▸ **TASK PROMPT**
Below are some records; return each one exactly.

Some records
* Begin *
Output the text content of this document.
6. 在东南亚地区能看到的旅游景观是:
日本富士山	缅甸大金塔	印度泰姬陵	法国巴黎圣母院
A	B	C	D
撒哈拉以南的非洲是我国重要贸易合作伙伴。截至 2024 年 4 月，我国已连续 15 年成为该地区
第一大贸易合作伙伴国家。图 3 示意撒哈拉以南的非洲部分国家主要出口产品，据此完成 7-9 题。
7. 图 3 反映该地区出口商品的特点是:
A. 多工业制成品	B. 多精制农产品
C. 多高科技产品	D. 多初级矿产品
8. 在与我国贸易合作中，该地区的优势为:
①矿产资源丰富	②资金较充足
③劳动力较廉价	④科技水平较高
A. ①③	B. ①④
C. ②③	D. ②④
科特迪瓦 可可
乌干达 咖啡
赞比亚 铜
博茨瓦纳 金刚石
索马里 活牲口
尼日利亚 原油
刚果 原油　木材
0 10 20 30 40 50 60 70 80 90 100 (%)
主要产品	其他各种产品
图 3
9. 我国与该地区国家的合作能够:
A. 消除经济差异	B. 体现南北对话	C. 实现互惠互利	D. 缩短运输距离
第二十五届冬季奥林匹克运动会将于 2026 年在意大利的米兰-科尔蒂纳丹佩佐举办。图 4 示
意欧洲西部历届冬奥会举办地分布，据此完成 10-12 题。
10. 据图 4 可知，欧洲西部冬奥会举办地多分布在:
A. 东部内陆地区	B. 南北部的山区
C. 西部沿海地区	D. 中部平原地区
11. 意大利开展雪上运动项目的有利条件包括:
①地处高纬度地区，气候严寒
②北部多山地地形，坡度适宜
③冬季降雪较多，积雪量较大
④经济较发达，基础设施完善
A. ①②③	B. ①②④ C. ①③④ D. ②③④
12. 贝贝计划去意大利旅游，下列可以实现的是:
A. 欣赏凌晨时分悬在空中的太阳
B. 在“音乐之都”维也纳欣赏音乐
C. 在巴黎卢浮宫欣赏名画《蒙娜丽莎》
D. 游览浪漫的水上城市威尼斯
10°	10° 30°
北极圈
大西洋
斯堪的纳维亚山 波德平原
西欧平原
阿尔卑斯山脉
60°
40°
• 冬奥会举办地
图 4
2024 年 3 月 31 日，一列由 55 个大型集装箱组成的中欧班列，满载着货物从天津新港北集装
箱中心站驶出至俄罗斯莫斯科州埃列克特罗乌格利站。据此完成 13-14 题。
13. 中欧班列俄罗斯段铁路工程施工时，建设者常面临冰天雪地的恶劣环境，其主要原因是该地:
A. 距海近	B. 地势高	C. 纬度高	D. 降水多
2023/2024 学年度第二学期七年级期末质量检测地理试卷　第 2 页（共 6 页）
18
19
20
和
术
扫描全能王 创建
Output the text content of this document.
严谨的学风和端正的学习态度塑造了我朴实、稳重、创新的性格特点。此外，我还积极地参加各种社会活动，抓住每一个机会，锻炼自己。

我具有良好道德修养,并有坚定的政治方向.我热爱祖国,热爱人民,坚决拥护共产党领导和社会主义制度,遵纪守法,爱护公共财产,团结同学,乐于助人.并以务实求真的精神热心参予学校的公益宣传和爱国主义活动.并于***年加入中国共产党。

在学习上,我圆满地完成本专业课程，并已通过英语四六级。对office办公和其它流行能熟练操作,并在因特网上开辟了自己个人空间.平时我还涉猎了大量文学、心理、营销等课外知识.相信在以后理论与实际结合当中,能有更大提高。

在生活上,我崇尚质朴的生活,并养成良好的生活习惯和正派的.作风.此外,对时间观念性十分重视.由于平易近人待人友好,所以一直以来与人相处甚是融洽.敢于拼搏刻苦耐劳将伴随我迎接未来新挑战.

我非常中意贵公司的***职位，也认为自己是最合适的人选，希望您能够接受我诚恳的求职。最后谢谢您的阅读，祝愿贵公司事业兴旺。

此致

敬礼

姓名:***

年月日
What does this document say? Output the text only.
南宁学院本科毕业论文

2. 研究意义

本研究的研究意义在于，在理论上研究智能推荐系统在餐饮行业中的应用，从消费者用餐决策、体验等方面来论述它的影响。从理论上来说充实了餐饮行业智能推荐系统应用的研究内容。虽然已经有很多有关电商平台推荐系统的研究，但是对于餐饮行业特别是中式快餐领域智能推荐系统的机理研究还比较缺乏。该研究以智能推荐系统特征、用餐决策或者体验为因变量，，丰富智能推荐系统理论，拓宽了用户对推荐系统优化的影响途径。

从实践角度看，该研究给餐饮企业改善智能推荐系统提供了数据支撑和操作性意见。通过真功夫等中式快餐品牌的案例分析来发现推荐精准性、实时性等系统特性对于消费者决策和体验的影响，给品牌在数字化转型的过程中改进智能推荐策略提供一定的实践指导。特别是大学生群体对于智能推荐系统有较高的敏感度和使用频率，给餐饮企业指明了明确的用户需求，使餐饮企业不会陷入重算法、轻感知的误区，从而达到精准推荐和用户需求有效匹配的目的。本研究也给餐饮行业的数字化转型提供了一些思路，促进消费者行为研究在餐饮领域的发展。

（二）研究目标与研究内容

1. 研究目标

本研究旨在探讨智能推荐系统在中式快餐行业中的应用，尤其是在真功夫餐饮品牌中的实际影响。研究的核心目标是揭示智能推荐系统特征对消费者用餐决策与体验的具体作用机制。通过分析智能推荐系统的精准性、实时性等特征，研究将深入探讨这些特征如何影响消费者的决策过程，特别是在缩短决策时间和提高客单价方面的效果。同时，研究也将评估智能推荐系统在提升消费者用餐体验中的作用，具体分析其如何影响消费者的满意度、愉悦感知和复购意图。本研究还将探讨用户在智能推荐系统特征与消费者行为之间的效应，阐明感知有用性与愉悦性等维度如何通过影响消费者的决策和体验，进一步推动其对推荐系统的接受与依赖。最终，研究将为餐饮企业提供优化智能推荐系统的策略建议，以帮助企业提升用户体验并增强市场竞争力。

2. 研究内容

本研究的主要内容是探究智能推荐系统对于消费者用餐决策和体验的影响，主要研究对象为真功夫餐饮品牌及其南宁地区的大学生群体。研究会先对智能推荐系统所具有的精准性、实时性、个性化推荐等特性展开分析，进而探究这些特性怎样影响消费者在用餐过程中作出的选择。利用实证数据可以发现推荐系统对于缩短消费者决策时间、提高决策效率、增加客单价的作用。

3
* End *
▸ **OUTPUT BELOW**
Output the text content of this document.
6. 在东南亚地区能看到的旅游景观是:
日本富士山	缅甸大金塔	印度泰姬陵	法国巴黎圣母院
A	B	C	D
撒哈拉以南的非洲是我国重要贸易合作伙伴。截至 2024 年 4 月，我国已连续 15 年成为该地区
第一大贸易合作伙伴国家。图 3 示意撒哈拉以南的非洲部分国家主要出口产品，据此完成 7-9 题。
7. 图 3 反映该地区出口商品的特点是:
A. 多工业制成品	B. 多精制农产品
C. 多高科技产品	D. 多初级矿产品
8. 在与我国贸易合作中，该地区的优势为:
①矿产资源丰富	②资金较充足
③劳动力较廉价	④科技水平较高
A. ①③	B. ①④
C. ②③	D. ②④
科特迪瓦 可可
乌干达 咖啡
赞比亚 铜
博茨瓦纳 金刚石
索马里 活牲口
尼日利亚 原油
刚果 原油　木材
0 10 20 30 40 50 60 70 80 90 100 (%)
主要产品	其他各种产品
图 3
9. 我国与该地区国家的合作能够:
A. 消除经济差异	B. 体现南北对话	C. 实现互惠互利	D. 缩短运输距离
第二十五届冬季奥林匹克运动会将于 2026 年在意大利的米兰-科尔蒂纳丹佩佐举办。图 4 示
意欧洲西部历届冬奥会举办地分布，据此完成 10-12 题。
10. 据图 4 可知，欧洲西部冬奥会举办地多分布在:
A. 东部内陆地区	B. 南北部的山区
C. 西部沿海地区	D. 中部平原地区
11. 意大利开展雪上运动项目的有利条件包括:
①地处高纬度地区，气候严寒
②北部多山地地形，坡度适宜
③冬季降雪较多，积雪量较大
④经济较发达，基础设施完善
A. ①②③	B. ①②④ C. ①③④ D. ②③④
12. 贝贝计划去意大利旅游，下列可以实现的是:
A. 欣赏凌晨时分悬在空中的太阳
B. 在“音乐之都”维也纳欣赏音乐
C. 在巴黎卢浮宫欣赏名画《蒙娜丽莎》
D. 游览浪漫的水上城市威尼斯
10°	10° 30°
北极圈
大西洋
斯堪的纳维亚山 波德平原
西欧平原
阿尔卑斯山脉
60°
40°
• 冬奥会举办地
图 4
2024 年 3 月 31 日，一列由 55 个大型集装箱组成的中欧班列，满载着货物从天津新港北集装
箱中心站驶出至俄罗斯莫斯科州埃列克特罗乌格利站。据此完成 13-14 题。
13. 中欧班列俄罗斯段铁路工程施工时，建设者常面临冰天雪地的恶劣环境，其主要原因是该地:
A. 距海近	B. 地势高	C. 纬度高	D. 降水多
2023/2024 学年度第二学期七年级期末质量检测地理试卷　第 2 页（共 6 页）
18
19
20
和
术
扫描全能王 创建
Output the text content of this document.
严谨的学风和端正的学习态度塑造了我朴实、稳重、创新的性格特点。此外，我还积极地参加各种社会活动，抓住每一个机会，锻炼自己。

我具有良好道德修养,并有坚定的政治方向.我热爱祖国,热爱人民,坚决拥护共产党领导和社会主义制度,遵纪守法,爱护公共财产,团结同学,乐于助人.并以务实求真的精神热心参予学校的公益宣传和爱国主义活动.并于***年加入中国共产党。

在学习上,我圆满地完成本专业课程，并已通过英语四六级。对office办公和其它流行能熟练操作,并在因特网上开辟了自己个人空间.平时我还涉猎了大量文学、心理、营销等课外知识.相信在以后理论与实际结合当中,能有更大提高。

在生活上,我崇尚质朴的生活,并养成良好的生活习惯和正派的.作风.此外,对时间观念性十分重视.由于平易近人待人友好,所以一直以来与人相处甚是融洽.敢于拼搏刻苦耐劳将伴随我迎接未来新挑战.

我非常中意贵公司的***职位，也认为自己是最合适的人选，希望您能够接受我诚恳的求职。最后谢谢您的阅读，祝愿贵公司事业兴旺。

此致

敬礼

姓名:***

年月日
What does this document say? Output the text only.
南宁学院本科毕业论文

2. 研究意义

本研究的研究意义在于，在理论上研究智能推荐系统在餐饮行业中的应用，从消费者用餐决策、体验等方面来论述它的影响。从理论上来说充实了餐饮行业智能推荐系统应用的研究内容。虽然已经有很多有关电商平台推荐系统的研究，但是对于餐饮行业特别是中式快餐领域智能推荐系统的机理研究还比较缺乏。该研究以智能推荐系统特征、用餐决策或者体验为因变量，，丰富智能推荐系统理论，拓宽了用户对推荐系统优化的影响途径。

从实践角度看，该研究给餐饮企业改善智能推荐系统提供了数据支撑和操作性意见。通过真功夫等中式快餐品牌的案例分析来发现推荐精准性、实时性等系统特性对于消费者决策和体验的影响，给品牌在数字化转型的过程中改进智能推荐策略提供一定的实践指导。特别是大学生群体对于智能推荐系统有较高的敏感度和使用频率，给餐饮企业指明了明确的用户需求，使餐饮企业不会陷入重算法、轻感知的误区，从而达到精准推荐和用户需求有效匹配的目的。本研究也给餐饮行业的数字化转型提供了一些思路，促进消费者行为研究在餐饮领域的发展。

（二）研究目标与研究内容

1. 研究目标

本研究旨在探讨智能推荐系统在中式快餐行业中的应用，尤其是在真功夫餐饮品牌中的实际影响。研究的核心目标是揭示智能推荐系统特征对消费者用餐决策与体验的具体作用机制。通过分析智能推荐系统的精准性、实时性等特征，研究将深入探讨这些特征如何影响消费者的决策过程，特别是在缩短决策时间和提高客单价方面的效果。同时，研究也将评估智能推荐系统在提升消费者用餐体验中的作用，具体分析其如何影响消费者的满意度、愉悦感知和复购意图。本研究还将探讨用户在智能推荐系统特征与消费者行为之间的效应，阐明感知有用性与愉悦性等维度如何通过影响消费者的决策和体验，进一步推动其对推荐系统的接受与依赖。最终，研究将为餐饮企业提供优化智能推荐系统的策略建议，以帮助企业提升用户体验并增强市场竞争力。

2. 研究内容

本研究的主要内容是探究智能推荐系统对于消费者用餐决策和体验的影响，主要研究对象为真功夫餐饮品牌及其南宁地区的大学生群体。研究会先对智能推荐系统所具有的精准性、实时性、个性化推荐等特性展开分析，进而探究这些特性怎样影响消费者在用餐过程中作出的选择。利用实证数据可以发现推荐系统对于缩短消费者决策时间、提高决策效率、增加客单价的作用。

3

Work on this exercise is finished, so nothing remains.